[THE EXERCISE]: Copy the data below exactly.

[SUPPLIED ENTRIES]:
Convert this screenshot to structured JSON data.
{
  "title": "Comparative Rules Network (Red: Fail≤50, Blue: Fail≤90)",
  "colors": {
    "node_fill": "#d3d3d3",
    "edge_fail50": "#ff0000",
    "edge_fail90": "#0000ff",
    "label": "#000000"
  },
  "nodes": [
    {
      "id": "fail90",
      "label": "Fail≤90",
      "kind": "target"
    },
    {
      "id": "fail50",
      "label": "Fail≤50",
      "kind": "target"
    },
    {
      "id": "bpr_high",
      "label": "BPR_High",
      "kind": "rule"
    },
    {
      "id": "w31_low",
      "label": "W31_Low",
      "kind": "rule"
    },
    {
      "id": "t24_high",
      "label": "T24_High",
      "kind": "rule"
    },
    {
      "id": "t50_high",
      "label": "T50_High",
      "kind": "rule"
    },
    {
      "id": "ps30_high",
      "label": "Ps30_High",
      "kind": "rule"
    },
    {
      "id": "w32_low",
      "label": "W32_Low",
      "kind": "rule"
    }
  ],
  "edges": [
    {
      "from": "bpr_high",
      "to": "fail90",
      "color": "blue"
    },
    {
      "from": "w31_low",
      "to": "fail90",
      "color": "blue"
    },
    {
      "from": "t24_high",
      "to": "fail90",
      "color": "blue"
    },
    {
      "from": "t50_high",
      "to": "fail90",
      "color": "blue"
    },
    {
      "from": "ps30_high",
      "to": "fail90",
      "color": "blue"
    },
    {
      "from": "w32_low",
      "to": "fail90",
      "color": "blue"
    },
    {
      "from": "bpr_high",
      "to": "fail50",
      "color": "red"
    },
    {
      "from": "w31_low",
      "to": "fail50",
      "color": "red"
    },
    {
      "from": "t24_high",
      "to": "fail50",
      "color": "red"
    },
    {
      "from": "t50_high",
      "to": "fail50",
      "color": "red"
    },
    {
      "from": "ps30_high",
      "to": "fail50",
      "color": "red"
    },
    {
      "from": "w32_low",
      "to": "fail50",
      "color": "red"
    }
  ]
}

[RESULT OF THIS EXERCISE]:
Convert this screenshot to structured JSON data.
{
  "title": "Comparative Rules Network (Red: Fail≤50, Blue: Fail≤90)",
  "colors": {
    "node_fill": "#d3d3d3",
    "edge_fail50": "#ff0000",
    "edge_fail90": "#0000ff",
    "label": "#000000"
  },
  "nodes": [
    {
      "id": "fail90",
      "label": "Fail≤90",
      "kind": "target"
    },
    {
      "id": "fail50",
      "label": "Fail≤50",
      "kind": "target"
    },
    {
      "id": "bpr_high",
      "label": "BPR_High",
      "kind": "rule"
    },
    {
      "id": "w31_low",
      "label": "W31_Low",
      "kind": "rule"
    },
    {
      "id": "t24_high",
      "label": "T24_High",
      "kind": "rule"
    },
    {
      "id": "t50_high",
      "label": "T50_High",
      "kind": "rule"
    },
    {
      "id": "ps30_high",
      "label": "Ps30_High",
      "kind": "rule"
    },
    {
      "id": "w32_low",
      "label": "W32_Low",
      "kind": "rule"
    }
  ],
  "edges": [
    {
      "from": "bpr_high",
      "to": "fail90",
      "color": "blue"
    },
    {
      "from": "w31_low",
      "to": "fail90",
      "color": "blue"
    },
    {
      "from": "t24_high",
      "to": "fail90",
      "color": "blue"
    },
    {
      "from": "t50_high",
      "to": "fail90",
      "color": "blue"
    },
    {
      "from": "ps30_high",
      "to": "fail90",
      "color": "blue"
    },
    {
      "from": "w32_low",
      "to": "fail90",
      "color": "blue"
    },
    {
      "from": "bpr_high",
      "to": "fail50",
      "color": "red"
    },
    {
      "from": "w31_low",
      "to": "fail50",
      "color": "red"
    },
    {
      "from": "t24_high",
      "to": "fail50",
      "color": "red"
    },
    {
      "from": "t50_high",
      "to": "fail50",
      "color": "red"
    },
    {
      "from": "ps30_high",
      "to": "fail50",
      "color": "red"
    },
    {
      "from": "w32_low",
      "to": "fail50",
      "color": "red"
    }
  ]
}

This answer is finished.